- _EXERCISE_
Restate each of the lines given below, word for word.

- _MATERIAL SUPPLIED_
____________________

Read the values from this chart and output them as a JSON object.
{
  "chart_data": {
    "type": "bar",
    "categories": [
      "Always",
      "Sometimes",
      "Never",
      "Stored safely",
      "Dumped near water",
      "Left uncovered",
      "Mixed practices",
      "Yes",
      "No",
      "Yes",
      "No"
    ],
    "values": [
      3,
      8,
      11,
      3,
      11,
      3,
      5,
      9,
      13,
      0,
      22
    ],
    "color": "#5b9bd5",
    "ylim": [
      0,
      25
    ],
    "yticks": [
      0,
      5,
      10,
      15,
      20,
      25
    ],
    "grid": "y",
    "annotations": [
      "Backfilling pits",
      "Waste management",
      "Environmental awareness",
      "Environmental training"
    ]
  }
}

____________________

- _TASK OUTPUT_
Read the values from this chart and output them as a JSON object.
{
  "chart_data": {
    "type": "bar",
    "categories": [
      "Always",
      "Sometimes",
      "Never",
      "Stored safely",
      "Dumped near water",
      "Left uncovered",
      "Mixed practices",
      "Yes",
      "No",
      "Yes",
      "No"
    ],
    "values": [
      3,
      8,
      11,
      3,
      11,
      3,
      5,
      9,
      13,
      0,
      22
    ],
    "color": "#5b9bd5",
    "ylim": [
      0,
      25
    ],
    "yticks": [
      0,
      5,
      10,
      15,
      20,
      25
    ],
    "grid": "y",
    "annotations": [
      "Backfilling pits",
      "Waste management",
      "Environmental awareness",
      "Environmental training"
    ]
  }
}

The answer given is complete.